BEGIN Input

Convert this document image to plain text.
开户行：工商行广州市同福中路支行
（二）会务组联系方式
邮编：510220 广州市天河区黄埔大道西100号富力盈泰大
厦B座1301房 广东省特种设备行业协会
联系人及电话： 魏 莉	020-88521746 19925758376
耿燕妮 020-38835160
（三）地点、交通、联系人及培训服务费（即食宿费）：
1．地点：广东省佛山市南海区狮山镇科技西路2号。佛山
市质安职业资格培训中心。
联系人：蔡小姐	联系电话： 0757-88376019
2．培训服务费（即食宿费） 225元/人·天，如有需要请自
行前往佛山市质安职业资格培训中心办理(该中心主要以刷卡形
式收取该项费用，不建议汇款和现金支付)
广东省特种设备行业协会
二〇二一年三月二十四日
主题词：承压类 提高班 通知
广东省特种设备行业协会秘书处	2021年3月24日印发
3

END Input
BEGIN Input

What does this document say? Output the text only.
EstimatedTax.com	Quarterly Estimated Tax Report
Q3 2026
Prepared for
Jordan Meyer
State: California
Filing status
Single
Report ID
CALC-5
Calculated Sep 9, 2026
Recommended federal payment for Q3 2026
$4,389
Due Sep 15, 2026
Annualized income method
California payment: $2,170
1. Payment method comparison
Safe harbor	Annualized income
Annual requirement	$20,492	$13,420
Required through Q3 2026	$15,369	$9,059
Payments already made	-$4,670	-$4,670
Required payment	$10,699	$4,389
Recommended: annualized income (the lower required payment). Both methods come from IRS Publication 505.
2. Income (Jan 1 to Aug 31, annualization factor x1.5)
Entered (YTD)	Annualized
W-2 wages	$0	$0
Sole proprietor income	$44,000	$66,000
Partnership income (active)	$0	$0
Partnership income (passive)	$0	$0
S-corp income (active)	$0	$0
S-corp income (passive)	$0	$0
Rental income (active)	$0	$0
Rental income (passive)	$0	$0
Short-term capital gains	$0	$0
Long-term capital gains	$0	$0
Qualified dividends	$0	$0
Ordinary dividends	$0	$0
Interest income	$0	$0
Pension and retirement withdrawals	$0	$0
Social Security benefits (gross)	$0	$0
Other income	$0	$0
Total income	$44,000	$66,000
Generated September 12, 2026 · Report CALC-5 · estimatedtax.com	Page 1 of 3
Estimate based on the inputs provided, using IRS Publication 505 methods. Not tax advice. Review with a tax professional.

END Input

Count every line in the entries above where the word "dividends" appears; respond with the number alone.

### In response
2